* Data for this exercise *
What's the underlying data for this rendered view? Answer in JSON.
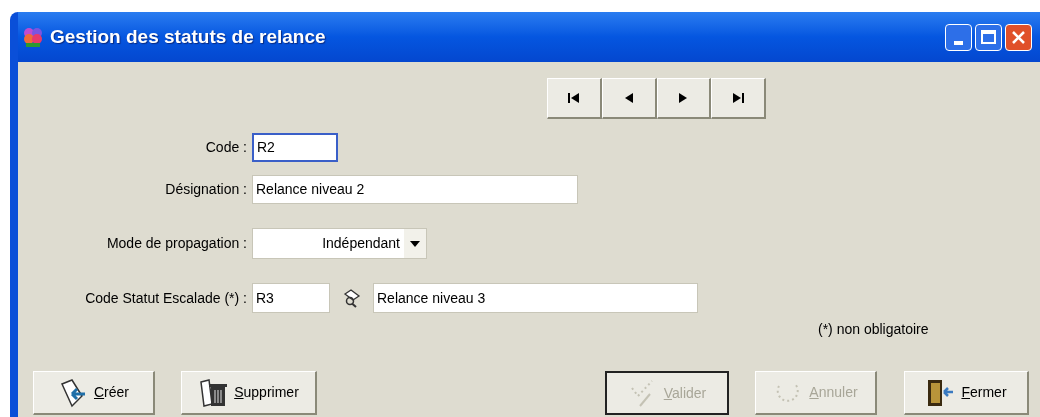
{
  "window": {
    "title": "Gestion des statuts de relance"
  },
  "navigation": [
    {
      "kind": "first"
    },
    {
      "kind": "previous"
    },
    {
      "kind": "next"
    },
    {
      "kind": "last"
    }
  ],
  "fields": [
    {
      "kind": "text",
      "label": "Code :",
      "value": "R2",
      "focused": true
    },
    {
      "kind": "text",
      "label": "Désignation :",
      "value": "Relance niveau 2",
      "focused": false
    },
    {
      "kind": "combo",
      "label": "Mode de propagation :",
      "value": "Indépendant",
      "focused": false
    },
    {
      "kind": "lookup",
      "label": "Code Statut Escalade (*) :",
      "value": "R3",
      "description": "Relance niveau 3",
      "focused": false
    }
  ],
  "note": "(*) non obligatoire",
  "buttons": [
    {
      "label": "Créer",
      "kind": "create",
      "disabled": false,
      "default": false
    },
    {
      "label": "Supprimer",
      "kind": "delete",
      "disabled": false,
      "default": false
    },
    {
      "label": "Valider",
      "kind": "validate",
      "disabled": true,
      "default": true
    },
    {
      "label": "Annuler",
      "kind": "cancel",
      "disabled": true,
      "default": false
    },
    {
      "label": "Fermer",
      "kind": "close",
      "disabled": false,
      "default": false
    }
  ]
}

* Aim *
Copy every line in the records above that contains the word "value".

* Written reply *
      "value": "R2",
      "value": "Relance niveau 2",
      "value": "Indépendant",
      "value": "R3",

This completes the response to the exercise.